**PROBLEM DESCRIPTION**
Copy each line of the data below exactly, leaving out pictures.

╔══

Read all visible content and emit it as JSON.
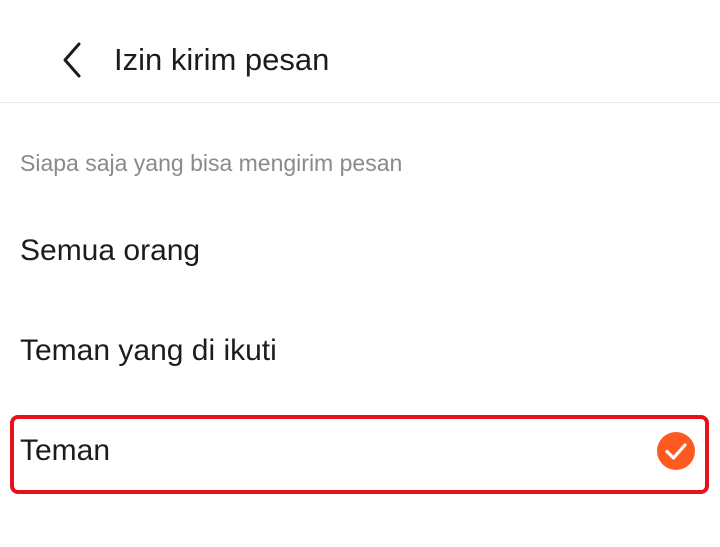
{
  "header": {
    "title": "Izin kirim pesan"
  },
  "section": {
    "label": "Siapa saja yang bisa mengirim pesan"
  },
  "options": [
    {
      "label": "Semua orang",
      "selected": false
    },
    {
      "label": "Teman yang di ikuti",
      "selected": false
    },
    {
      "label": "Teman",
      "selected": true
    }
  ],
  "colors": {
    "accent": "#fe5a1f",
    "highlight": "#e8101a"
  },
  "icons": {
    "back": "chevron-left-icon",
    "selected": "check-circle-icon"
  }
}
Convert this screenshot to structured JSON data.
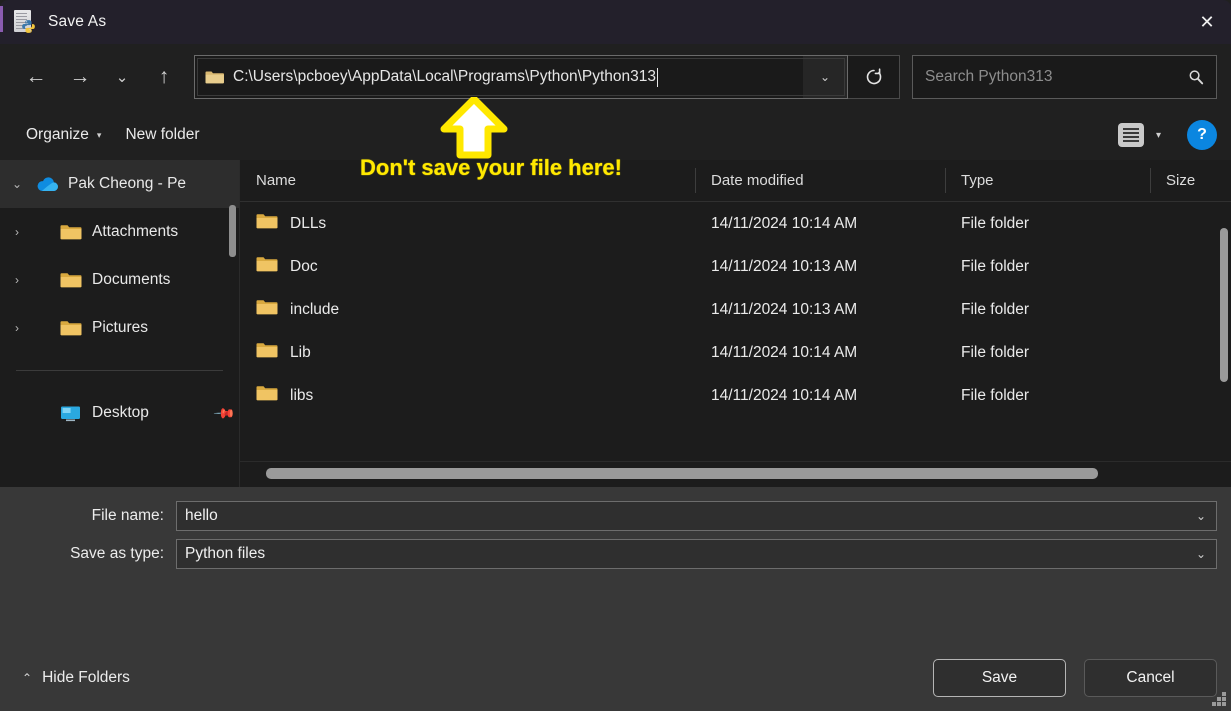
{
  "window": {
    "title": "Save As",
    "title_icon": "python-file-icon",
    "close_label": "✕"
  },
  "nav": {
    "back_icon": "←",
    "forward_icon": "→",
    "recent_icon": "⌄",
    "up_icon": "↑",
    "address_value": "C:\\Users\\pcboey\\AppData\\Local\\Programs\\Python\\Python313",
    "address_dropdown_icon": "⌄",
    "refresh_icon": "↻",
    "search_placeholder": "Search Python313",
    "search_value": "",
    "search_icon": "⌕"
  },
  "toolbar": {
    "organize_label": "Organize",
    "organize_caret": "▾",
    "new_folder_label": "New folder",
    "view_caret": "▾",
    "help_label": "?"
  },
  "annotation": {
    "text": "Don't save your file here!",
    "arrow_color": "#ffe800",
    "text_color": "#ffe800"
  },
  "sidebar": {
    "items": [
      {
        "label": "Pak Cheong - Pe",
        "icon": "onedrive-cloud-icon",
        "chevron": "⌄",
        "selected": true,
        "indent": 0,
        "pinned": false
      },
      {
        "label": "Attachments",
        "icon": "folder-icon",
        "chevron": "›",
        "selected": false,
        "indent": 1,
        "pinned": false
      },
      {
        "label": "Documents",
        "icon": "folder-icon",
        "chevron": "›",
        "selected": false,
        "indent": 1,
        "pinned": false
      },
      {
        "label": "Pictures",
        "icon": "folder-icon",
        "chevron": "›",
        "selected": false,
        "indent": 1,
        "pinned": false
      },
      {
        "label": "Desktop",
        "icon": "desktop-monitor-icon",
        "chevron": "",
        "selected": false,
        "indent": 1,
        "pinned": true
      }
    ]
  },
  "filelist": {
    "columns": [
      "Name",
      "Date modified",
      "Type",
      "Size"
    ],
    "rows": [
      {
        "name": "DLLs",
        "date": "14/11/2024 10:14 AM",
        "type": "File folder",
        "size": ""
      },
      {
        "name": "Doc",
        "date": "14/11/2024 10:13 AM",
        "type": "File folder",
        "size": ""
      },
      {
        "name": "include",
        "date": "14/11/2024 10:13 AM",
        "type": "File folder",
        "size": ""
      },
      {
        "name": "Lib",
        "date": "14/11/2024 10:14 AM",
        "type": "File folder",
        "size": ""
      },
      {
        "name": "libs",
        "date": "14/11/2024 10:14 AM",
        "type": "File folder",
        "size": ""
      }
    ]
  },
  "form": {
    "file_name_label": "File name:",
    "file_name_value": "hello",
    "save_as_type_label": "Save as type:",
    "save_as_type_value": "Python files",
    "chevron": "⌄"
  },
  "footer": {
    "hide_folders_label": "Hide Folders",
    "hide_folders_caret": "⌃",
    "save_label": "Save",
    "cancel_label": "Cancel"
  }
}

╚══

**WRITTEN ANSWER**
Read all visible content and emit it as JSON.
{
  "header": {
    "title": "Izin kirim pesan"
  },
  "section": {
    "label": "Siapa saja yang bisa mengirim pesan"
  },
  "options": [
    {
      "label": "Semua orang",
      "selected": false
    },
    {
      "label": "Teman yang di ikuti",
      "selected": false
    },
    {
      "label": "Teman",
      "selected": true
    }
  ],
  "colors": {
    "accent": "#fe5a1f",
    "highlight": "#e8101a"
  },
  "icons": {
    "back": "chevron-left-icon",
    "selected": "check-circle-icon"
  }
}
Convert this screenshot to structured JSON data.
{
  "window": {
    "title": "Save As",
    "title_icon": "python-file-icon",
    "close_label": "✕"
  },
  "nav": {
    "back_icon": "←",
    "forward_icon": "→",
    "recent_icon": "⌄",
    "up_icon": "↑",
    "address_value": "C:\\Users\\pcboey\\AppData\\Local\\Programs\\Python\\Python313",
    "address_dropdown_icon": "⌄",
    "refresh_icon": "↻",
    "search_placeholder": "Search Python313",
    "search_value": "",
    "search_icon": "⌕"
  },
  "toolbar": {
    "organize_label": "Organize",
    "organize_caret": "▾",
    "new_folder_label": "New folder",
    "view_caret": "▾",
    "help_label": "?"
  },
  "annotation": {
    "text": "Don't save your file here!",
    "arrow_color": "#ffe800",
    "text_color": "#ffe800"
  },
  "sidebar": {
    "items": [
      {
        "label": "Pak Cheong - Pe",
        "icon": "onedrive-cloud-icon",
        "chevron": "⌄",
        "selected": true,
        "indent": 0,
        "pinned": false
      },
      {
        "label": "Attachments",
        "icon": "folder-icon",
        "chevron": "›",
        "selected": false,
        "indent": 1,
        "pinned": false
      },
      {
        "label": "Documents",
        "icon": "folder-icon",
        "chevron": "›",
        "selected": false,
        "indent": 1,
        "pinned": false
      },
      {
        "label": "Pictures",
        "icon": "folder-icon",
        "chevron": "›",
        "selected": false,
        "indent": 1,
        "pinned": false
      },
      {
        "label": "Desktop",
        "icon": "desktop-monitor-icon",
        "chevron": "",
        "selected": false,
        "indent": 1,
        "pinned": true
      }
    ]
  },
  "filelist": {
    "columns": [
      "Name",
      "Date modified",
      "Type",
      "Size"
    ],
    "rows": [
      {
        "name": "DLLs",
        "date": "14/11/2024 10:14 AM",
        "type": "File folder",
        "size": ""
      },
      {
        "name": "Doc",
        "date": "14/11/2024 10:13 AM",
        "type": "File folder",
        "size": ""
      },
      {
        "name": "include",
        "date": "14/11/2024 10:13 AM",
        "type": "File folder",
        "size": ""
      },
      {
        "name": "Lib",
        "date": "14/11/2024 10:14 AM",
        "type": "File folder",
        "size": ""
      },
      {
        "name": "libs",
        "date": "14/11/2024 10:14 AM",
        "type": "File folder",
        "size": ""
      }
    ]
  },
  "form": {
    "file_name_label": "File name:",
    "file_name_value": "hello",
    "save_as_type_label": "Save as type:",
    "save_as_type_value": "Python files",
    "chevron": "⌄"
  },
  "footer": {
    "hide_folders_label": "Hide Folders",
    "hide_folders_caret": "⌃",
    "save_label": "Save",
    "cancel_label": "Cancel"
  }
}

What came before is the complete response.